### [TEXTO DE ORIGEM]
== == ==

Por que isso é um avanço
A decisão prestigia a medicina baseada em evidências. Ao exigir prova robusta de eficácia e segurança, ela desestimula aventuras terapêuticas e favorece a alocação racional de recursos na saúde suplementar, onde cada cobertura tem impacto sistêmico na mutualidade. Não se trata de fechar a porta ao novo; trata-se de abrir a porta certa, com chave científica.
Também é um alívio para pacientes em situações “órfãs”, sem alternativa adequada no rol. Nesses casos, a via excepcional dá previsibilidade: existe um caminho — exigente, sim — para acessar tecnologias necessárias, desde que haja comprovação idônea e registro sanitário. O Judiciário deixa de decidir “no vazio” e passa a operar um filtro técnico claro.
Há, ainda, um acerto institucional: o STF preserva a autoridade técnica da ANS sem blindá-la de escrutínio, criando um diálogo regulatório. Ao determinar a comunicação à agência quando houver decisões favoráveis, fomenta-se aprendizado institucional contínuo sobre tecnologias que, de fato, merecem ser avaliadas para inclusão.
Onde mora o risco
O desenho é virtuoso, mas a prática pode doer. A soma de requisitos cumulativos e exigências processuais tende a elevar o tempo e o custo probatório — um problema especialmente grave em oncologia e doenças raras, nas quais semanas significam prognósticos distintos. Se núcleos técnicos (como o NATJUS) estiverem sobrecarregados, haverá morosidade e assimetria entre regiões, com decisões desiguais para casos semelhantes.
Outro ponto sensível é o requisito da “alternativa adequada”. O que é adequado para um paciente pode não ser para outro, diante de comorbidades, respostas prévias e perfis de toxicidade. O STF forneceu o arcabouço, mas as fronteiras clínicas continuarão a exigir maturidade pericial e sobriedade judicial para evitar uma litigiosidade que só aumenta despesas sem melhorar o desfecho do paciente.
Por fim, a decisão registrou divergências parciais quanto ao grau de deferência à regulação da ANS. Embora a constitucionalidade da via excepcional tenha prevalecido, parte do colegiado enfatizou aplicar o §13 em conformidade estrita com as normas técnicas da agência (art. 10, §1º, da Lei 9.656/1998). O recado é claro: excepcionalidade não é atalho para substituir o processo regulatório, e sim um escape controlado para casos bem demonstrados.

== == ==

### [DADOS]
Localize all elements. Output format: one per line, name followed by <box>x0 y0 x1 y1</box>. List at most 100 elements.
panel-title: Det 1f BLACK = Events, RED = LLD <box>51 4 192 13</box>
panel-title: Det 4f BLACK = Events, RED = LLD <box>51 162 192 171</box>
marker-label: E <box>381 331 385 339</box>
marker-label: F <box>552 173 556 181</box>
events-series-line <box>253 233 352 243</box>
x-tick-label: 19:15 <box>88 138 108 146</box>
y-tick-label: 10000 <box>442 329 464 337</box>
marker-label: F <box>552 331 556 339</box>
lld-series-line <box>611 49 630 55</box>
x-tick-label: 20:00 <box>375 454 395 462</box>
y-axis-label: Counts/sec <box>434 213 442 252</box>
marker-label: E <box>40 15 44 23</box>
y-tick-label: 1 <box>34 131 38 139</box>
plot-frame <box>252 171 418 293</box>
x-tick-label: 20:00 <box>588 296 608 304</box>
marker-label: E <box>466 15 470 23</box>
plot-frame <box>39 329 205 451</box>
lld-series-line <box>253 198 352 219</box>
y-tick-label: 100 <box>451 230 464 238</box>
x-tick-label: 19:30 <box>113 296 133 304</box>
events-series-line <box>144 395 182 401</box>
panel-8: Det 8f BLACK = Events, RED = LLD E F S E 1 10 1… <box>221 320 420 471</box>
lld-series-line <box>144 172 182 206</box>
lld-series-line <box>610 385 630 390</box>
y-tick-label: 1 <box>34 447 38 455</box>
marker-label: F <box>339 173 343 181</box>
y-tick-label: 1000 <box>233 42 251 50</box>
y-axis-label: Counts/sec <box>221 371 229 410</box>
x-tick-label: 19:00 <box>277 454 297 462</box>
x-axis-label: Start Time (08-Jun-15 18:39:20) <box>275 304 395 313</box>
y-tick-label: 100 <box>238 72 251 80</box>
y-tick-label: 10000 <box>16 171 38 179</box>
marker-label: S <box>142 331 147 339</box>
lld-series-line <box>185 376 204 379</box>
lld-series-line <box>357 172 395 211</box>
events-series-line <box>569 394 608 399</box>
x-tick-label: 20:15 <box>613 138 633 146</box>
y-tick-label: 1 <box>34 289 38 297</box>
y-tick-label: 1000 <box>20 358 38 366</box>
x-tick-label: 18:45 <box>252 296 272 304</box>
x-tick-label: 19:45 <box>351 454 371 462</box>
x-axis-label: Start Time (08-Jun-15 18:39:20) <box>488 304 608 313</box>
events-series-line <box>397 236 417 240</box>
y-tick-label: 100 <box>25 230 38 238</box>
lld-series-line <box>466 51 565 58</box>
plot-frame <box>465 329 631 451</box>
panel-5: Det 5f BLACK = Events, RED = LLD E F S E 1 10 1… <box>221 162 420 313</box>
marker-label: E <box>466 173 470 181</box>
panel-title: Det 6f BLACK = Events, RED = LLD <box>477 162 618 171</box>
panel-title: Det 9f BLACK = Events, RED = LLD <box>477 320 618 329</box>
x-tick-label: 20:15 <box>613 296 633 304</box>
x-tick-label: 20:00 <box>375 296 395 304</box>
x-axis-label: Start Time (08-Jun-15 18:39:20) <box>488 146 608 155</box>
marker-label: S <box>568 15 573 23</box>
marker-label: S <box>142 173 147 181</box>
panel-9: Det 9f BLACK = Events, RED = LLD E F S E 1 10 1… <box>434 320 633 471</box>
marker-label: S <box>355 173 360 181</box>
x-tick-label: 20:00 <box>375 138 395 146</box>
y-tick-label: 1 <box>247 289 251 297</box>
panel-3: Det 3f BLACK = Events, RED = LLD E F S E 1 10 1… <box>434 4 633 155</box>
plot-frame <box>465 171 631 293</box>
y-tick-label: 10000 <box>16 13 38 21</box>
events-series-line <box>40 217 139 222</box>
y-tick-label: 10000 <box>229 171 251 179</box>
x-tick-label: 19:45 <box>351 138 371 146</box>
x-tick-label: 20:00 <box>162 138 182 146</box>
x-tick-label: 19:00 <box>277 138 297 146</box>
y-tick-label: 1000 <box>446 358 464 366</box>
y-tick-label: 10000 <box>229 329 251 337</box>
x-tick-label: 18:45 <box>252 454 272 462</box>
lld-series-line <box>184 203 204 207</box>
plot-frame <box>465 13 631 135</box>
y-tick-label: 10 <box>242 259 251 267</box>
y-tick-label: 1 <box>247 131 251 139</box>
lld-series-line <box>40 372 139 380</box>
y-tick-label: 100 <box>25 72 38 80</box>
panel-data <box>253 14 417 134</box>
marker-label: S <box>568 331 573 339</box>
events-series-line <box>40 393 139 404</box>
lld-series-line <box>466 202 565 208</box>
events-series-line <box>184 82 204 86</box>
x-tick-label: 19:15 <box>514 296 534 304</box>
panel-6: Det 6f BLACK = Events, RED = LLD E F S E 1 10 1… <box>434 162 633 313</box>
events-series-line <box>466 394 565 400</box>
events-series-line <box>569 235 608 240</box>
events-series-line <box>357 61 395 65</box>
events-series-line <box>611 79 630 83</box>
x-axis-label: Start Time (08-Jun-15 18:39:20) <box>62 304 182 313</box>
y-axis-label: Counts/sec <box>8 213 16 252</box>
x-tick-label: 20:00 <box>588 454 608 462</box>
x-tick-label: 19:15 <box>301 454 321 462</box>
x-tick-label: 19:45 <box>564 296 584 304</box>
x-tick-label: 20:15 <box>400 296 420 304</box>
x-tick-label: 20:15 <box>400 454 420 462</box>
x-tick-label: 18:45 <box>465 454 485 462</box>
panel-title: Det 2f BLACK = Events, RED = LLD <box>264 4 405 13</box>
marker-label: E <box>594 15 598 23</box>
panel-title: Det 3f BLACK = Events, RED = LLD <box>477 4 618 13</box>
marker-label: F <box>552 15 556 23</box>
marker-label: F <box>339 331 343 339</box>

== == ==

### [TAREFA PROPOSTA]
Dê sequência ao texto sobre a decisão do STF relativa à cobertura excepcional fora do rol da ANS, partindo do ponto em que ele termina.

### [RESPOSTA]
O que muda — e o que precisamos fazer
Para os pacientes e seus médicos, a mensagem é: a via existe, mas exige dossiês clínico-científicos sólidos, com indicação precisa, literatura de alto nível e prova de registro na Anvisa, além do protocolo administrativo prévio bem documentado. Para as operadoras, o recado é simétrico: negativas genéricas não sobrevivem; será preciso fundamentação técnica real e cumprimento de prazos razoáveis, sob pena de ver caracterizada a omissão. Para o Judiciário, impõe-se o papel de árbitro procedimental, escorado em pareceres técnicos e em decisões motivadas que enfrentem — de verdade — os critérios fixados.
Conclusão
O STF colocou trinco e olho mágico na porta da cobertura fora do rol. O sistema sai do terreno pantanoso da improvisação e ganha um mapa: quando ciência, necessidade clínica, registro sanitário e rito processual convergem, a exceção é legítima. O desafio, daqui para a frente, é fazer o mapa virar caminho: fortalecer os núcleos técnicos, qualificar a prova, padronizar fluxos e impedir que a burocracia — sob o pretexto de segurança — acabe por negar acesso a quem mais precisa. Se conseguirmos esse equilíbrio, teremos dado um passo raro: conciliar dignidade do paciente, sustentabilidade do setor e respeito às instituições.